--- Begin ---
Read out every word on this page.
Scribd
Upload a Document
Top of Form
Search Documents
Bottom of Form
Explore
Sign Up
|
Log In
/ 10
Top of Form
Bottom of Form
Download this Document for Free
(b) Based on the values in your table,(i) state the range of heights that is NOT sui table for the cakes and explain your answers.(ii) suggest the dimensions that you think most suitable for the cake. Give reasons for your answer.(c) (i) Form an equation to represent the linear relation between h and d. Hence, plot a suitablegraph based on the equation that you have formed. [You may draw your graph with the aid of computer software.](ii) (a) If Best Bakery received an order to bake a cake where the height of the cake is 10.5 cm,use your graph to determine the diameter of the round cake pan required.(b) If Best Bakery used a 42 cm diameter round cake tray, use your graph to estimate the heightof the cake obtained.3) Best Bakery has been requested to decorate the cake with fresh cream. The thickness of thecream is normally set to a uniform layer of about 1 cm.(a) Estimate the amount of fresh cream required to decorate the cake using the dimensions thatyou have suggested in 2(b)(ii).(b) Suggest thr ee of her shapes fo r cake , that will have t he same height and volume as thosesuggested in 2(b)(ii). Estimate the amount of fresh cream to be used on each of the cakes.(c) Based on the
--- End ---
*Requirement:* Return every entry exactly as given.

*Finished answer:*
Read out every word on this page.
Scribd
Upload a Document
Top of Form
Search Documents
Bottom of Form
Explore
Sign Up
|
Log In
/ 10
Top of Form
Bottom of Form
Download this Document for Free
(b) Based on the values in your table,(i) state the range of heights that is NOT sui table for the cakes and explain your answers.(ii) suggest the dimensions that you think most suitable for the cake. Give reasons for your answer.(c) (i) Form an equation to represent the linear relation between h and d. Hence, plot a suitablegraph based on the equation that you have formed. [You may draw your graph with the aid of computer software.](ii) (a) If Best Bakery received an order to bake a cake where the height of the cake is 10.5 cm,use your graph to determine the diameter of the round cake pan required.(b) If Best Bakery used a 42 cm diameter round cake tray, use your graph to estimate the heightof the cake obtained.3) Best Bakery has been requested to decorate the cake with fresh cream. The thickness of thecream is normally set to a uniform layer of about 1 cm.(a) Estimate the amount of fresh cream required to decorate the cake using the dimensions thatyou have suggested in 2(b)(ii).(b) Suggest thr ee of her shapes fo r cake , that will have t he same height and volume as thosesuggested in 2(b)(ii). Estimate the amount of fresh cream to be used on each of the cakes.(c) Based on the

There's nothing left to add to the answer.